*Exercise directions*: Only the number is wanted: how many lines of these entries contain the word "width"?

*Working data*:
◇ ◇ ◇ ◇

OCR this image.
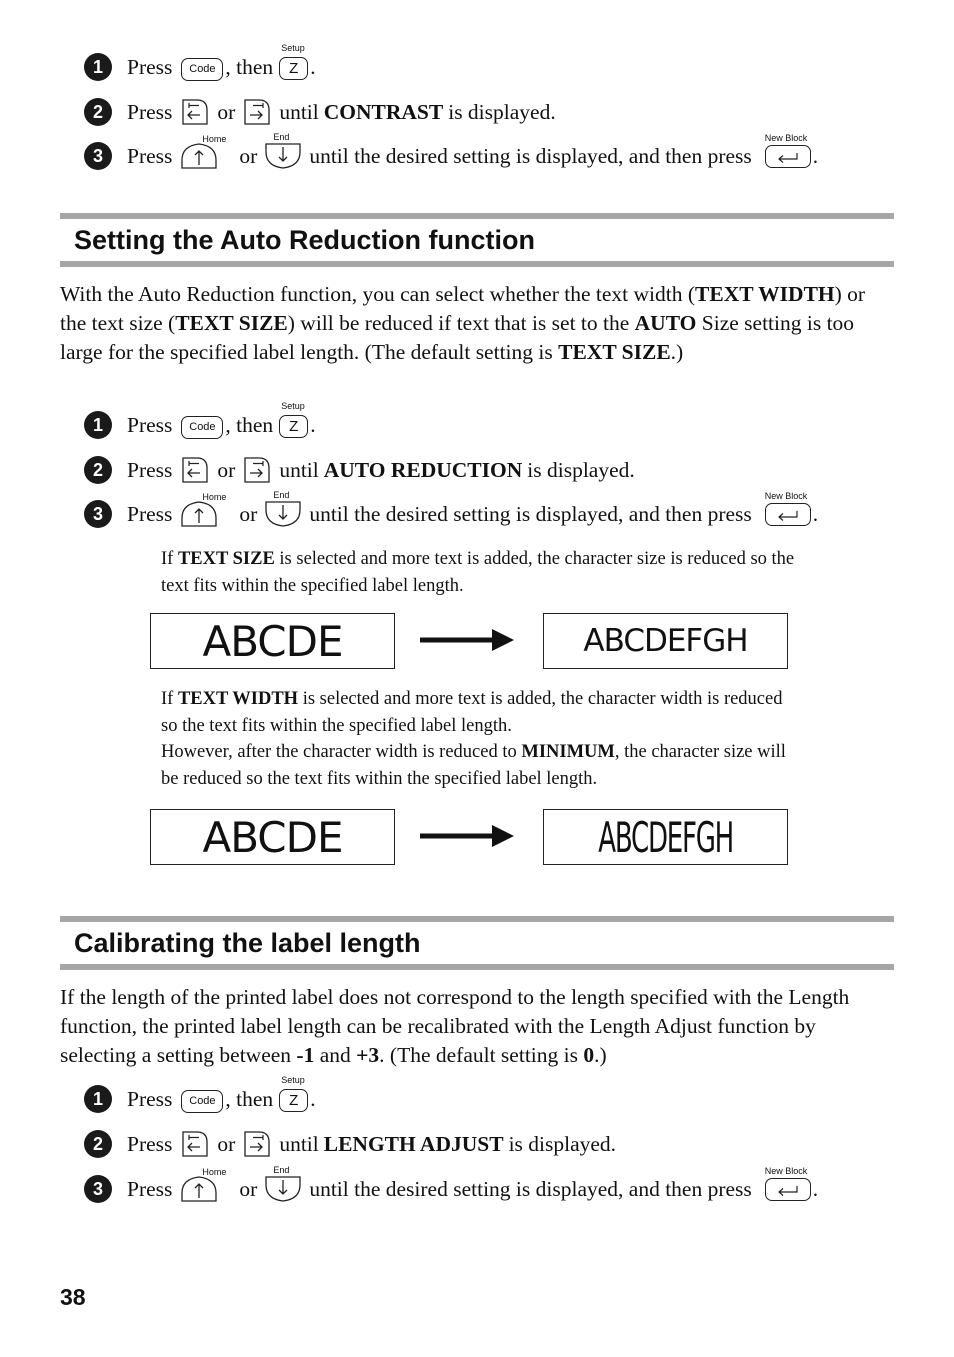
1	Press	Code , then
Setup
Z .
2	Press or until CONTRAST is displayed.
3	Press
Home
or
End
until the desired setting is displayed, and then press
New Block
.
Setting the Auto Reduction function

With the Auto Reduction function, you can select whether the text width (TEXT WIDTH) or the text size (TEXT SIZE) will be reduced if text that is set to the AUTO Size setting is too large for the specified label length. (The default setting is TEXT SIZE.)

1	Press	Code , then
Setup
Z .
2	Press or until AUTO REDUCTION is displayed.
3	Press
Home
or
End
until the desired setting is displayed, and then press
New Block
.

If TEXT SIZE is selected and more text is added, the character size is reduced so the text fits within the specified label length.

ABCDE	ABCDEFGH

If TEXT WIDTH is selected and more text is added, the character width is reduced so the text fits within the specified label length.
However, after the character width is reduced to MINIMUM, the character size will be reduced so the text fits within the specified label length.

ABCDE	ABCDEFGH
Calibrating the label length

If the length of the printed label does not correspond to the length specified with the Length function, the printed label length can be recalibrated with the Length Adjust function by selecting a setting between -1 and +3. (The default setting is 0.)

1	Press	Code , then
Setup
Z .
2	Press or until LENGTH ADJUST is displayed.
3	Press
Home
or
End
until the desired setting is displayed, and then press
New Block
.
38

◇ ◇ ◇ ◇

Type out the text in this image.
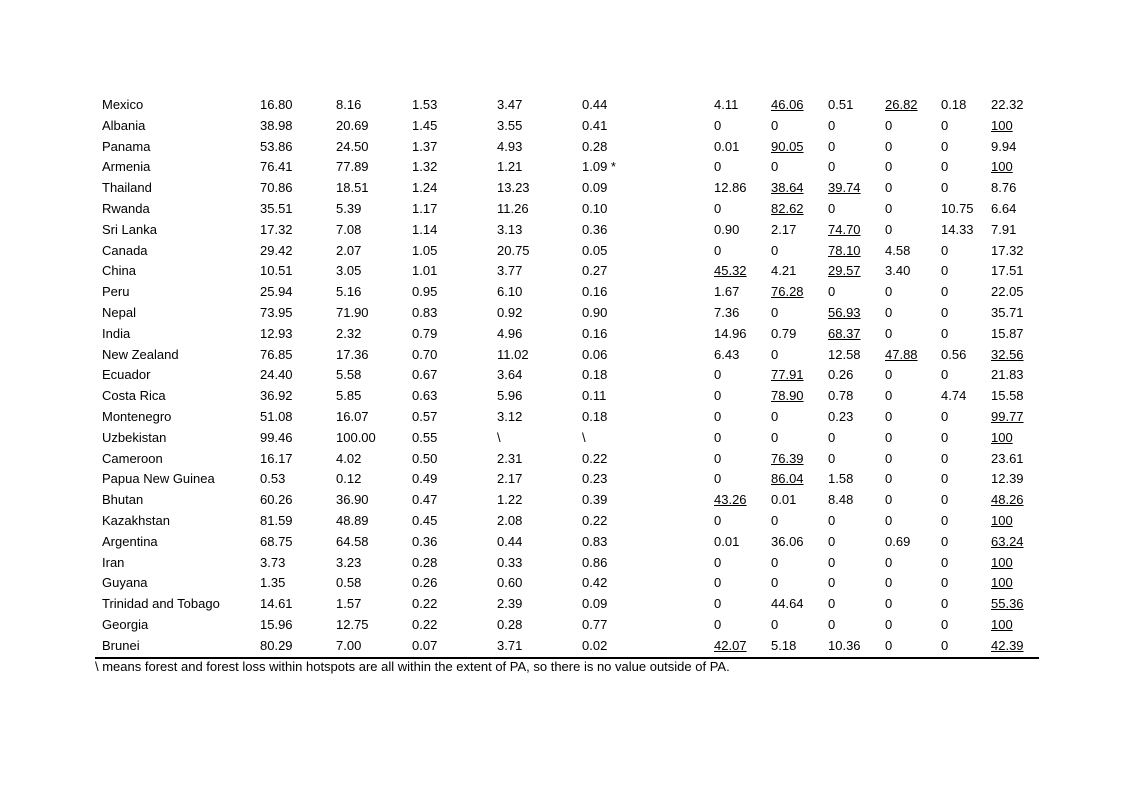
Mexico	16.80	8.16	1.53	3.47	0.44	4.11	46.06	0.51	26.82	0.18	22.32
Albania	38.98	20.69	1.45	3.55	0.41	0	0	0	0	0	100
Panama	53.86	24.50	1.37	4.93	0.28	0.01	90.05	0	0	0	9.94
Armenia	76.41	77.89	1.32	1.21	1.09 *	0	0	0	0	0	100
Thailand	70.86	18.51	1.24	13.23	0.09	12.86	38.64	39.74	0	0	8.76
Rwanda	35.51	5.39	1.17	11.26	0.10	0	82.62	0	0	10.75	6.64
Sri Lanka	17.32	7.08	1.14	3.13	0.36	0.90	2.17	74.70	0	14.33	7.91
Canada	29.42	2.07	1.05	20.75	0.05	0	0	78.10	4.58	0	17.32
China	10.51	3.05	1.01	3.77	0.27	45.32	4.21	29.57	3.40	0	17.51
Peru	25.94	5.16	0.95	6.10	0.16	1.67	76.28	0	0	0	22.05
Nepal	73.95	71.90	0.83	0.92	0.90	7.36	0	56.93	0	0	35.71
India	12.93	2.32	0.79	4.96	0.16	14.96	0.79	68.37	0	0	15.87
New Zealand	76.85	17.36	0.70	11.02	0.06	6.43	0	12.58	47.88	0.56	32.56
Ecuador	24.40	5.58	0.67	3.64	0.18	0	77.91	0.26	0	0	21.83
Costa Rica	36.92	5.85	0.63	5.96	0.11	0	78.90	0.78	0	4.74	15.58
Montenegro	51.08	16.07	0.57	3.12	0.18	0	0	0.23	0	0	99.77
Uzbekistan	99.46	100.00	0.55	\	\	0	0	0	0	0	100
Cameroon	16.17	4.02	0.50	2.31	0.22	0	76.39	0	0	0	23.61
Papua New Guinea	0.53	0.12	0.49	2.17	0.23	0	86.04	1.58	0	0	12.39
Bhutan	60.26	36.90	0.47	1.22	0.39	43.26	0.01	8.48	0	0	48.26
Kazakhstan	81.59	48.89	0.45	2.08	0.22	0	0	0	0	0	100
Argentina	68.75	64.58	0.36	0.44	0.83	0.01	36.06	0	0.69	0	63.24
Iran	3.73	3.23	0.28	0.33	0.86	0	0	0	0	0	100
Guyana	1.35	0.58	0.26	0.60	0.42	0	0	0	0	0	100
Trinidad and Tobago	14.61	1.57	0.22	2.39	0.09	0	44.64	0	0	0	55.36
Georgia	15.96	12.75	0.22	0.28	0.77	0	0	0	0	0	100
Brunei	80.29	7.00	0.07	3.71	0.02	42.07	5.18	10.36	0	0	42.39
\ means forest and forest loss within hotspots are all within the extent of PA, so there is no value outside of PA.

◇ ◇ ◇ ◇

*Complete output*: 3